**WHAT IS BEING ASKED**
Carry none of the pictures over; set down the material below exactly.

**DATASET**
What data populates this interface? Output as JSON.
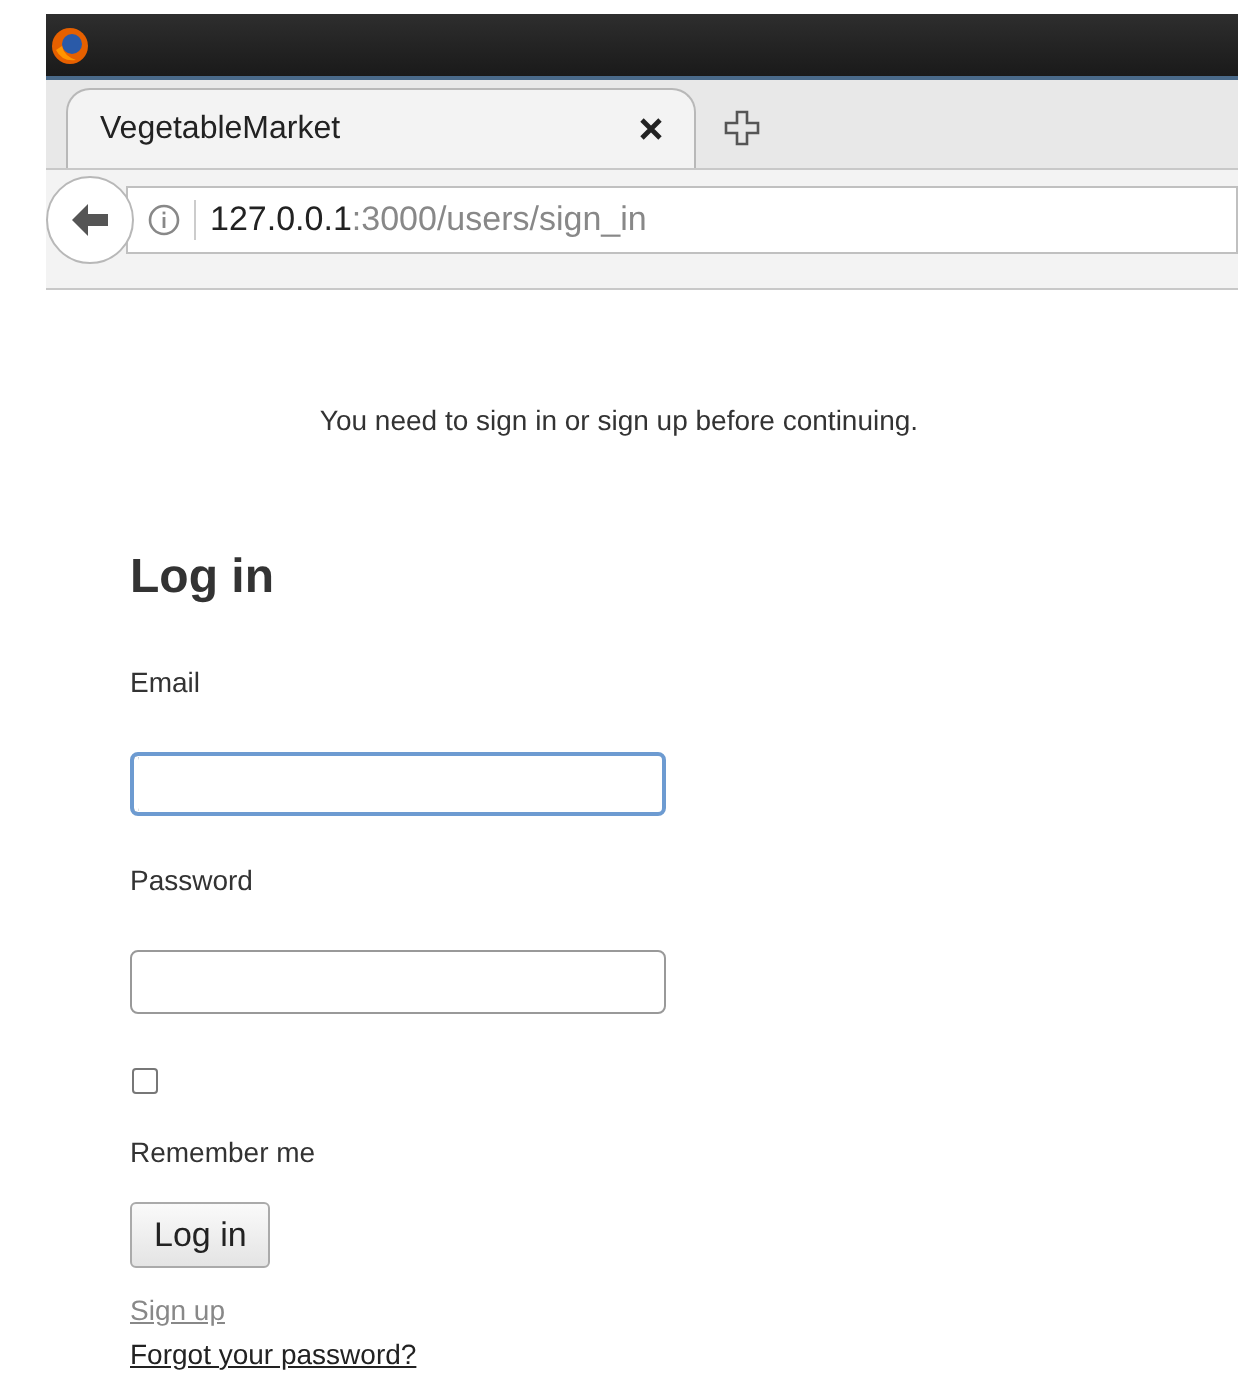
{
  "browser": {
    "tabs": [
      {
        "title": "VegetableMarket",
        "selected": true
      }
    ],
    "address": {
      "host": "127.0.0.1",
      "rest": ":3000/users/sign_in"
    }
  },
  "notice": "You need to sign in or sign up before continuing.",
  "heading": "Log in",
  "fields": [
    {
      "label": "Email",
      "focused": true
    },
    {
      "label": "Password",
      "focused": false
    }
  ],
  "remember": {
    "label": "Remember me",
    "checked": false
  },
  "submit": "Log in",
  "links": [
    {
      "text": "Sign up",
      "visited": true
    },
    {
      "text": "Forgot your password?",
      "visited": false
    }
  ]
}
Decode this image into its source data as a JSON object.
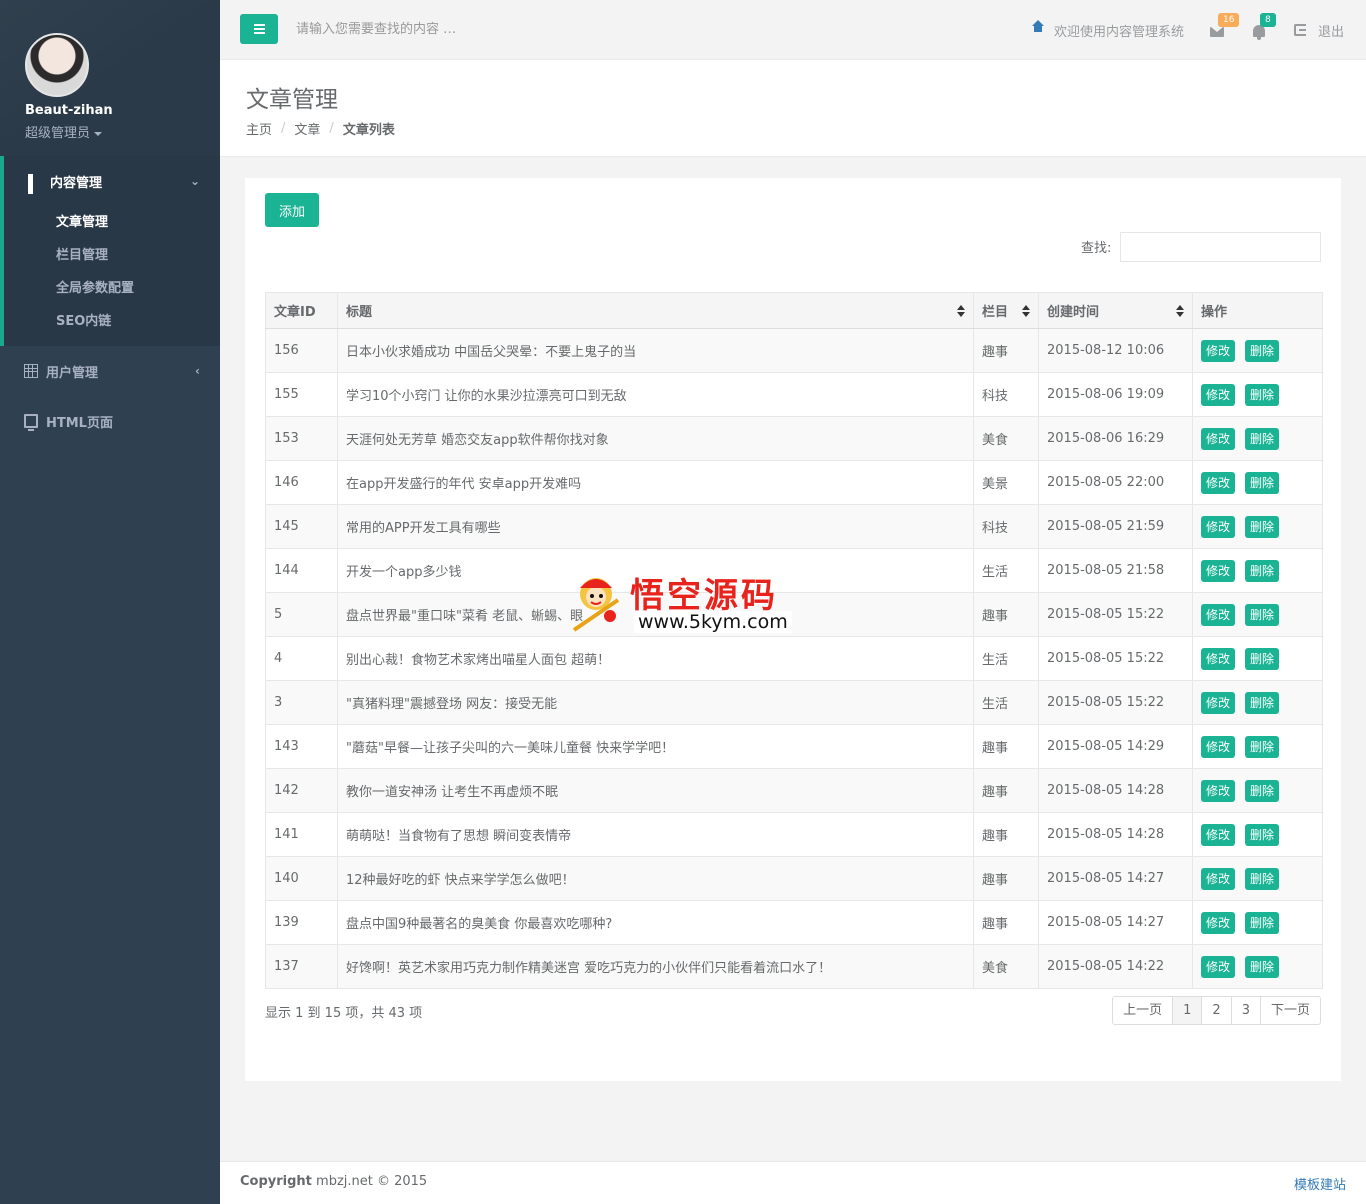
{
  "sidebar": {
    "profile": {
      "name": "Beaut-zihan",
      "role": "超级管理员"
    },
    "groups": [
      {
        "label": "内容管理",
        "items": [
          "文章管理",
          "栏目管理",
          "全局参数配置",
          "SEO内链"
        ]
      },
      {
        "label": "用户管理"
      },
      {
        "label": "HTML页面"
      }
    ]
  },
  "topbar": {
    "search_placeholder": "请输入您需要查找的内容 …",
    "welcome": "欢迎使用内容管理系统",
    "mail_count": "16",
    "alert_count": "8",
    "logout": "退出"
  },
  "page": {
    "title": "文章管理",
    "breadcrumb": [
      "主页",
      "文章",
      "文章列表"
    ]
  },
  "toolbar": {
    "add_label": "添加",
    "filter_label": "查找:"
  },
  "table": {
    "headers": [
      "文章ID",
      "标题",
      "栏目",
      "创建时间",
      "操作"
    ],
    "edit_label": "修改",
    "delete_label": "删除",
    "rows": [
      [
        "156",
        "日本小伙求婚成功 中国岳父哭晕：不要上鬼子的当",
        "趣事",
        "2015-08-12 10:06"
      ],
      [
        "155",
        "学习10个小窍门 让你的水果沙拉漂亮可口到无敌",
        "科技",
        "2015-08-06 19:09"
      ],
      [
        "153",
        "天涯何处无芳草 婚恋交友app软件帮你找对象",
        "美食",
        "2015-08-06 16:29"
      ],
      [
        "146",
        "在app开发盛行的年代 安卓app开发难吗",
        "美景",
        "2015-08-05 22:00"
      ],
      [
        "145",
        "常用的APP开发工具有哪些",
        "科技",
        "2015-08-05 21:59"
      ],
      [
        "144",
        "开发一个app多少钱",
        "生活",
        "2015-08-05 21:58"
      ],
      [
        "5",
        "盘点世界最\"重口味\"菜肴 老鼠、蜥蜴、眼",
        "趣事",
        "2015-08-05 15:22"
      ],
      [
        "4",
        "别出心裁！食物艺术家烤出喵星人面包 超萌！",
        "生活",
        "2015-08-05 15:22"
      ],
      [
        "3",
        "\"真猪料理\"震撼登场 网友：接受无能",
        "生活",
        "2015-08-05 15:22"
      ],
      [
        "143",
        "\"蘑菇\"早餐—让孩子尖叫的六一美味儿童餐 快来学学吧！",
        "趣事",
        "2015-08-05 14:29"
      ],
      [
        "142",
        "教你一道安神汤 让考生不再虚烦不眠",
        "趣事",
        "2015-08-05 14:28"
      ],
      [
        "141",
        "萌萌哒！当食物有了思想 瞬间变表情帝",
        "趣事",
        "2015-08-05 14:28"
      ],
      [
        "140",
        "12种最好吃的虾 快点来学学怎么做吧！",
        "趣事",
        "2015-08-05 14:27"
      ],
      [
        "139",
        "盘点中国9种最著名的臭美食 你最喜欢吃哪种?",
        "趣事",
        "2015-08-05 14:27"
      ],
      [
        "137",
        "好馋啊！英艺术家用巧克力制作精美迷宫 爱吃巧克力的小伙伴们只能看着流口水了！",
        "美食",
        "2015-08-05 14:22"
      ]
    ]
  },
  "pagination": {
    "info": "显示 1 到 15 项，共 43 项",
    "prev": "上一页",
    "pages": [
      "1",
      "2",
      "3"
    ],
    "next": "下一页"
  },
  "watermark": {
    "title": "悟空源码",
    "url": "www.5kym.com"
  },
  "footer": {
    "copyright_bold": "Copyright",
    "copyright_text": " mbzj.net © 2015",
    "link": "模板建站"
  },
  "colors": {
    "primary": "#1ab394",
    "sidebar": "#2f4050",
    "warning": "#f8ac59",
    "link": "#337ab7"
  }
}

**FINISHED EXERCISE**
What data populates this interface? Output as JSON.
{
  "browser": {
    "tabs": [
      {
        "title": "VegetableMarket",
        "selected": true
      }
    ],
    "address": {
      "host": "127.0.0.1",
      "rest": ":3000/users/sign_in"
    }
  },
  "notice": "You need to sign in or sign up before continuing.",
  "heading": "Log in",
  "fields": [
    {
      "label": "Email",
      "focused": true
    },
    {
      "label": "Password",
      "focused": false
    }
  ],
  "remember": {
    "label": "Remember me",
    "checked": false
  },
  "submit": "Log in",
  "links": [
    {
      "text": "Sign up",
      "visited": true
    },
    {
      "text": "Forgot your password?",
      "visited": false
    }
  ]
}
Decode this image into its source data as a JSON object.
{
  "sidebar": {
    "profile": {
      "name": "Beaut-zihan",
      "role": "超级管理员"
    },
    "groups": [
      {
        "label": "内容管理",
        "items": [
          "文章管理",
          "栏目管理",
          "全局参数配置",
          "SEO内链"
        ]
      },
      {
        "label": "用户管理"
      },
      {
        "label": "HTML页面"
      }
    ]
  },
  "topbar": {
    "search_placeholder": "请输入您需要查找的内容 …",
    "welcome": "欢迎使用内容管理系统",
    "mail_count": "16",
    "alert_count": "8",
    "logout": "退出"
  },
  "page": {
    "title": "文章管理",
    "breadcrumb": [
      "主页",
      "文章",
      "文章列表"
    ]
  },
  "toolbar": {
    "add_label": "添加",
    "filter_label": "查找:"
  },
  "table": {
    "headers": [
      "文章ID",
      "标题",
      "栏目",
      "创建时间",
      "操作"
    ],
    "edit_label": "修改",
    "delete_label": "删除",
    "rows": [
      [
        "156",
        "日本小伙求婚成功 中国岳父哭晕：不要上鬼子的当",
        "趣事",
        "2015-08-12 10:06"
      ],
      [
        "155",
        "学习10个小窍门 让你的水果沙拉漂亮可口到无敌",
        "科技",
        "2015-08-06 19:09"
      ],
      [
        "153",
        "天涯何处无芳草 婚恋交友app软件帮你找对象",
        "美食",
        "2015-08-06 16:29"
      ],
      [
        "146",
        "在app开发盛行的年代 安卓app开发难吗",
        "美景",
        "2015-08-05 22:00"
      ],
      [
        "145",
        "常用的APP开发工具有哪些",
        "科技",
        "2015-08-05 21:59"
      ],
      [
        "144",
        "开发一个app多少钱",
        "生活",
        "2015-08-05 21:58"
      ],
      [
        "5",
        "盘点世界最\"重口味\"菜肴 老鼠、蜥蜴、眼",
        "趣事",
        "2015-08-05 15:22"
      ],
      [
        "4",
        "别出心裁！食物艺术家烤出喵星人面包 超萌！",
        "生活",
        "2015-08-05 15:22"
      ],
      [
        "3",
        "\"真猪料理\"震撼登场 网友：接受无能",
        "生活",
        "2015-08-05 15:22"
      ],
      [
        "143",
        "\"蘑菇\"早餐—让孩子尖叫的六一美味儿童餐 快来学学吧！",
        "趣事",
        "2015-08-05 14:29"
      ],
      [
        "142",
        "教你一道安神汤 让考生不再虚烦不眠",
        "趣事",
        "2015-08-05 14:28"
      ],
      [
        "141",
        "萌萌哒！当食物有了思想 瞬间变表情帝",
        "趣事",
        "2015-08-05 14:28"
      ],
      [
        "140",
        "12种最好吃的虾 快点来学学怎么做吧！",
        "趣事",
        "2015-08-05 14:27"
      ],
      [
        "139",
        "盘点中国9种最著名的臭美食 你最喜欢吃哪种?",
        "趣事",
        "2015-08-05 14:27"
      ],
      [
        "137",
        "好馋啊！英艺术家用巧克力制作精美迷宫 爱吃巧克力的小伙伴们只能看着流口水了！",
        "美食",
        "2015-08-05 14:22"
      ]
    ]
  },
  "pagination": {
    "info": "显示 1 到 15 项，共 43 项",
    "prev": "上一页",
    "pages": [
      "1",
      "2",
      "3"
    ],
    "next": "下一页"
  },
  "watermark": {
    "title": "悟空源码",
    "url": "www.5kym.com"
  },
  "footer": {
    "copyright_bold": "Copyright",
    "copyright_text": " mbzj.net © 2015",
    "link": "模板建站"
  },
  "colors": {
    "primary": "#1ab394",
    "sidebar": "#2f4050",
    "warning": "#f8ac59",
    "link": "#337ab7"
  }
}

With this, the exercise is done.